** begin Data shown **

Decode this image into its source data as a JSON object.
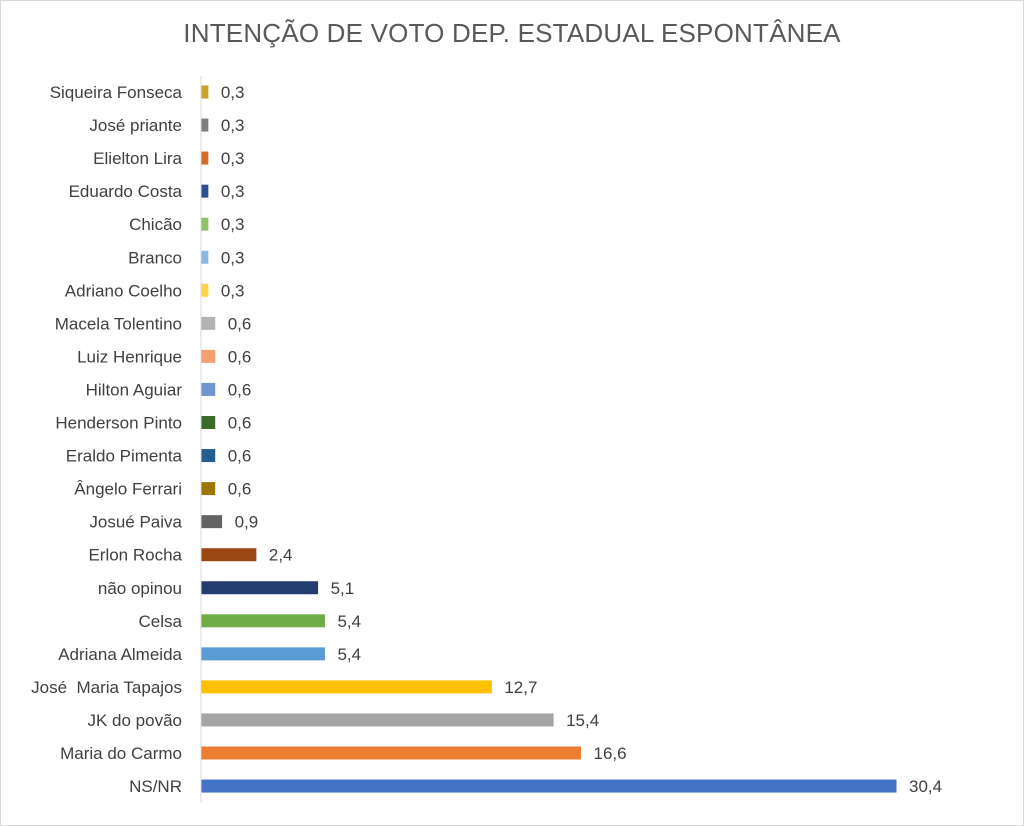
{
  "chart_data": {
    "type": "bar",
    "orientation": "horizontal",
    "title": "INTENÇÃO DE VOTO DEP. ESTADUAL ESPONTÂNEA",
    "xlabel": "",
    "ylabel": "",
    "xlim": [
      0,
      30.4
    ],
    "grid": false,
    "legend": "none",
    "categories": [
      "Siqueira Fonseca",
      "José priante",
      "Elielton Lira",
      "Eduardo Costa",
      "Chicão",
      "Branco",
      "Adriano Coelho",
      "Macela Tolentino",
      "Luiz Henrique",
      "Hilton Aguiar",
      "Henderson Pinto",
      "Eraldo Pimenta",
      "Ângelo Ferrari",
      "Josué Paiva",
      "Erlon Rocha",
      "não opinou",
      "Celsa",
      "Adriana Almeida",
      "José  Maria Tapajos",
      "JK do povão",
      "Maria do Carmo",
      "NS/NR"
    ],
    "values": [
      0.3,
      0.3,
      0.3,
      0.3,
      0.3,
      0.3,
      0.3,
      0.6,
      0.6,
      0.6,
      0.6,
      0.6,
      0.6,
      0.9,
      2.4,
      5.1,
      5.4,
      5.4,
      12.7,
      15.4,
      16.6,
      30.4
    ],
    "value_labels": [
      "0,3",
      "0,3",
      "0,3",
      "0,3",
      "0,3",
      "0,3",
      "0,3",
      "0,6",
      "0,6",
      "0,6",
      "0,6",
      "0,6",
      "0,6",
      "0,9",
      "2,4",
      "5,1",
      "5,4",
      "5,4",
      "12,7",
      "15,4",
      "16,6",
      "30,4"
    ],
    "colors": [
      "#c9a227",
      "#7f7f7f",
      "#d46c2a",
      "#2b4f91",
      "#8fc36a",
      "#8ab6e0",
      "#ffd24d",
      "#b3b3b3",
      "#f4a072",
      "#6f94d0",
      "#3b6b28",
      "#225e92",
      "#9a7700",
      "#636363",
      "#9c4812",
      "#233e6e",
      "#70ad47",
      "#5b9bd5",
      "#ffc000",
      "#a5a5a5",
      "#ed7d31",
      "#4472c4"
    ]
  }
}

** end Data shown **

→ Task prompt
Are you able to set down all the lines above exactly, without any pictures?

→ Exercise solution
Decode this image into its source data as a JSON object.
{
  "chart_data": {
    "type": "bar",
    "orientation": "horizontal",
    "title": "INTENÇÃO DE VOTO DEP. ESTADUAL ESPONTÂNEA",
    "xlabel": "",
    "ylabel": "",
    "xlim": [
      0,
      30.4
    ],
    "grid": false,
    "legend": "none",
    "categories": [
      "Siqueira Fonseca",
      "José priante",
      "Elielton Lira",
      "Eduardo Costa",
      "Chicão",
      "Branco",
      "Adriano Coelho",
      "Macela Tolentino",
      "Luiz Henrique",
      "Hilton Aguiar",
      "Henderson Pinto",
      "Eraldo Pimenta",
      "Ângelo Ferrari",
      "Josué Paiva",
      "Erlon Rocha",
      "não opinou",
      "Celsa",
      "Adriana Almeida",
      "José  Maria Tapajos",
      "JK do povão",
      "Maria do Carmo",
      "NS/NR"
    ],
    "values": [
      0.3,
      0.3,
      0.3,
      0.3,
      0.3,
      0.3,
      0.3,
      0.6,
      0.6,
      0.6,
      0.6,
      0.6,
      0.6,
      0.9,
      2.4,
      5.1,
      5.4,
      5.4,
      12.7,
      15.4,
      16.6,
      30.4
    ],
    "value_labels": [
      "0,3",
      "0,3",
      "0,3",
      "0,3",
      "0,3",
      "0,3",
      "0,3",
      "0,6",
      "0,6",
      "0,6",
      "0,6",
      "0,6",
      "0,6",
      "0,9",
      "2,4",
      "5,1",
      "5,4",
      "5,4",
      "12,7",
      "15,4",
      "16,6",
      "30,4"
    ],
    "colors": [
      "#c9a227",
      "#7f7f7f",
      "#d46c2a",
      "#2b4f91",
      "#8fc36a",
      "#8ab6e0",
      "#ffd24d",
      "#b3b3b3",
      "#f4a072",
      "#6f94d0",
      "#3b6b28",
      "#225e92",
      "#9a7700",
      "#636363",
      "#9c4812",
      "#233e6e",
      "#70ad47",
      "#5b9bd5",
      "#ffc000",
      "#a5a5a5",
      "#ed7d31",
      "#4472c4"
    ]
  }
}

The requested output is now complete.